_Objective_
Your copy of the material must match it exactly, except that pictures are dropped.
+++ Provided information
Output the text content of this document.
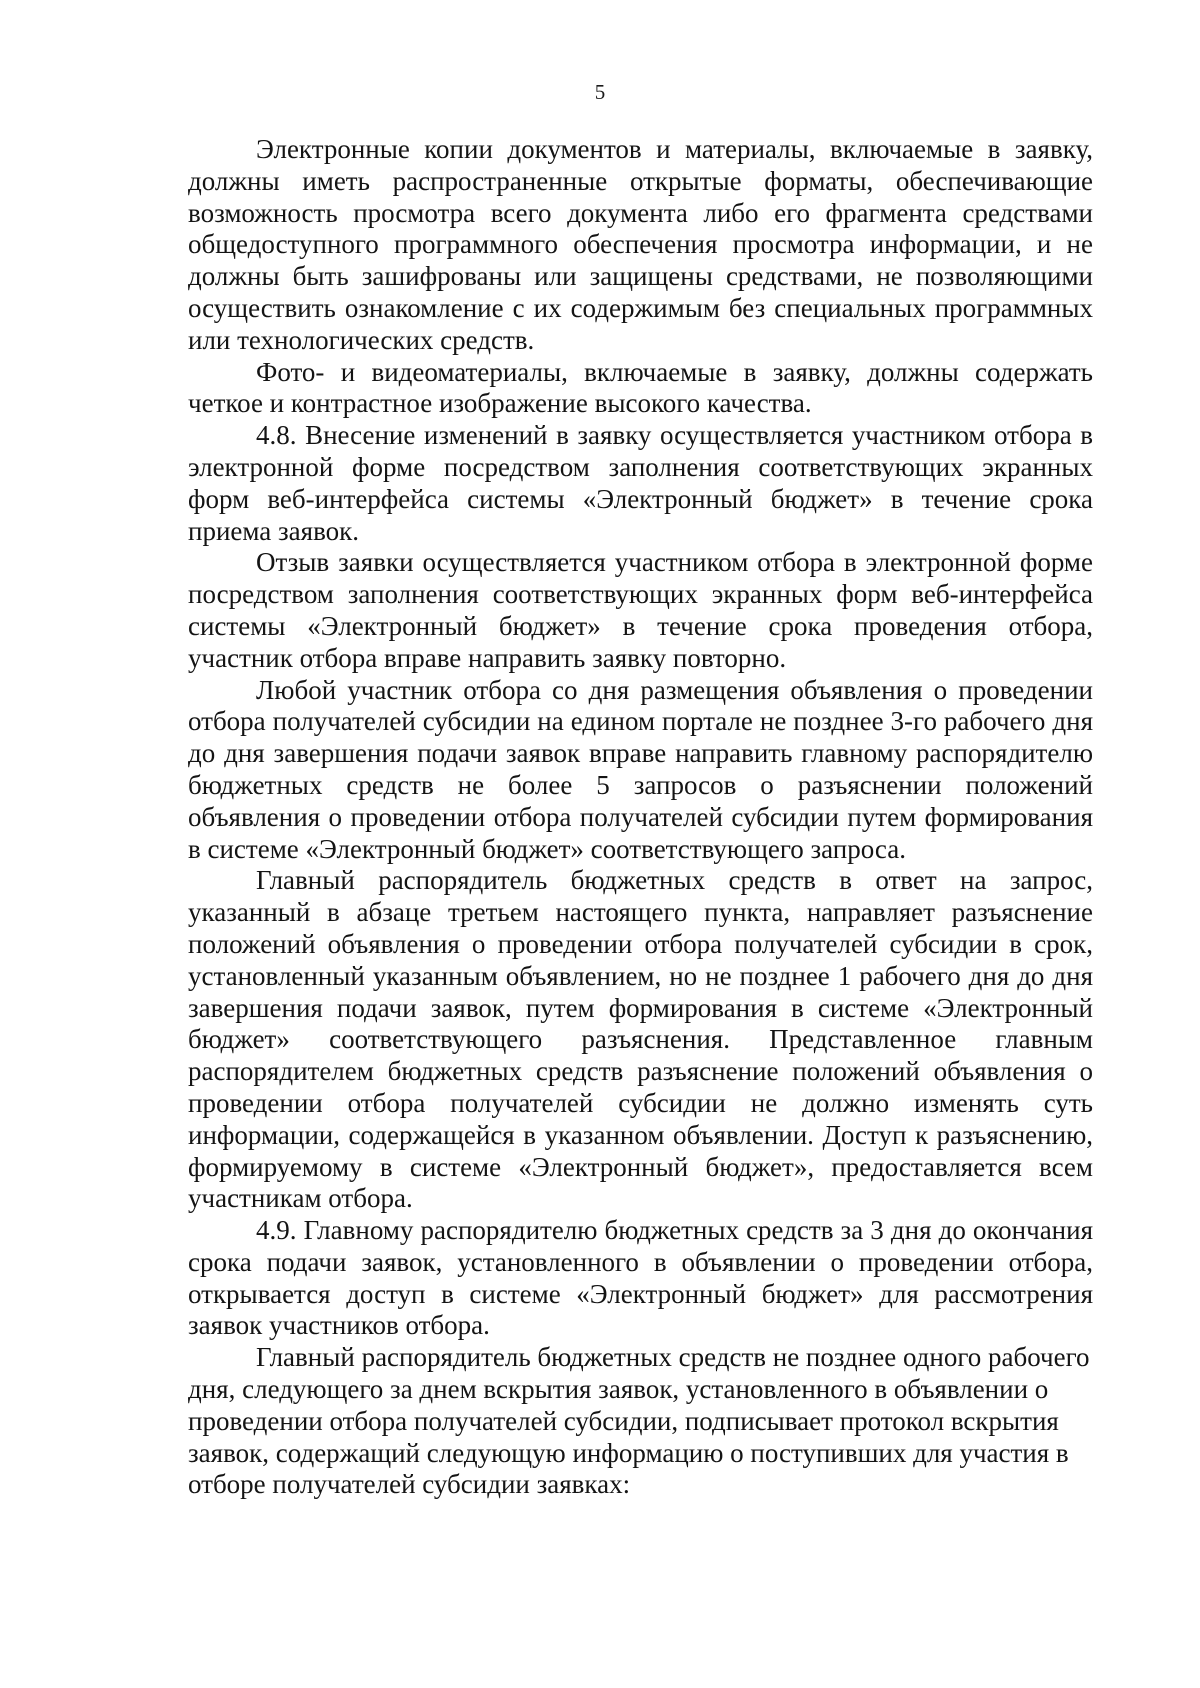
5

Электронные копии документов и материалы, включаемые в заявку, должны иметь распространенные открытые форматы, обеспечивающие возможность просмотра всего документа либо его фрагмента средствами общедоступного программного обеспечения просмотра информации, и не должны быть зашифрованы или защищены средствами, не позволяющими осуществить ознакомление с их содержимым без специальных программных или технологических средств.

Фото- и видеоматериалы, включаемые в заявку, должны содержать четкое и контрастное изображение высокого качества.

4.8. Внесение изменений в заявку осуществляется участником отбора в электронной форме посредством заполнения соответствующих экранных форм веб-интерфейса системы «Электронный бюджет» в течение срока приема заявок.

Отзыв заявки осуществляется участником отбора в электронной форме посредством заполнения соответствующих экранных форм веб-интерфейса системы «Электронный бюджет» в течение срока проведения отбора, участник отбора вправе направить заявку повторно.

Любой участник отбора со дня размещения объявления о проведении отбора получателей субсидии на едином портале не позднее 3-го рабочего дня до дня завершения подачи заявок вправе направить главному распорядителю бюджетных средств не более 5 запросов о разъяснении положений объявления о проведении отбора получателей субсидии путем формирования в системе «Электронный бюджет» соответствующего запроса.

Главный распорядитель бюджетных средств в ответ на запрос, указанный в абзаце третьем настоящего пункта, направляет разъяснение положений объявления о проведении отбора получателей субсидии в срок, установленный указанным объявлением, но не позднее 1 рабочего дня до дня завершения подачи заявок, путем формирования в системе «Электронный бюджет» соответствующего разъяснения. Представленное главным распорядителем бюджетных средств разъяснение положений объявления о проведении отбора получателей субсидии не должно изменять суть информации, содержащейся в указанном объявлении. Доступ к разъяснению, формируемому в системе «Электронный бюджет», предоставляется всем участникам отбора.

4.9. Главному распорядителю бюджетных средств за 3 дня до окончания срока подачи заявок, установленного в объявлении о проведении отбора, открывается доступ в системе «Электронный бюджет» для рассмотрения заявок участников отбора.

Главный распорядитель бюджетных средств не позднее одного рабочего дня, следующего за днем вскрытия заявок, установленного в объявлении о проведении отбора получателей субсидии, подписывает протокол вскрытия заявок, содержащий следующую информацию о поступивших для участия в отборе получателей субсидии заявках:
++++++
_Answer_
Output the text content of this document.
5

Электронные копии документов и материалы, включаемые в заявку, должны иметь распространенные открытые форматы, обеспечивающие возможность просмотра всего документа либо его фрагмента средствами общедоступного программного обеспечения просмотра информации, и не должны быть зашифрованы или защищены средствами, не позволяющими осуществить ознакомление с их содержимым без специальных программных или технологических средств.

Фото- и видеоматериалы, включаемые в заявку, должны содержать четкое и контрастное изображение высокого качества.

4.8. Внесение изменений в заявку осуществляется участником отбора в электронной форме посредством заполнения соответствующих экранных форм веб-интерфейса системы «Электронный бюджет» в течение срока приема заявок.

Отзыв заявки осуществляется участником отбора в электронной форме посредством заполнения соответствующих экранных форм веб-интерфейса системы «Электронный бюджет» в течение срока проведения отбора, участник отбора вправе направить заявку повторно.

Любой участник отбора со дня размещения объявления о проведении отбора получателей субсидии на едином портале не позднее 3-го рабочего дня до дня завершения подачи заявок вправе направить главному распорядителю бюджетных средств не более 5 запросов о разъяснении положений объявления о проведении отбора получателей субсидии путем формирования в системе «Электронный бюджет» соответствующего запроса.

Главный распорядитель бюджетных средств в ответ на запрос, указанный в абзаце третьем настоящего пункта, направляет разъяснение положений объявления о проведении отбора получателей субсидии в срок, установленный указанным объявлением, но не позднее 1 рабочего дня до дня завершения подачи заявок, путем формирования в системе «Электронный бюджет» соответствующего разъяснения. Представленное главным распорядителем бюджетных средств разъяснение положений объявления о проведении отбора получателей субсидии не должно изменять суть информации, содержащейся в указанном объявлении. Доступ к разъяснению, формируемому в системе «Электронный бюджет», предоставляется всем участникам отбора.

4.9. Главному распорядителю бюджетных средств за 3 дня до окончания срока подачи заявок, установленного в объявлении о проведении отбора, открывается доступ в системе «Электронный бюджет» для рассмотрения заявок участников отбора.

Главный распорядитель бюджетных средств не позднее одного рабочего дня, следующего за днем вскрытия заявок, установленного в объявлении о проведении отбора получателей субсидии, подписывает протокол вскрытия заявок, содержащий следующую информацию о поступивших для участия в отборе получателей субсидии заявках:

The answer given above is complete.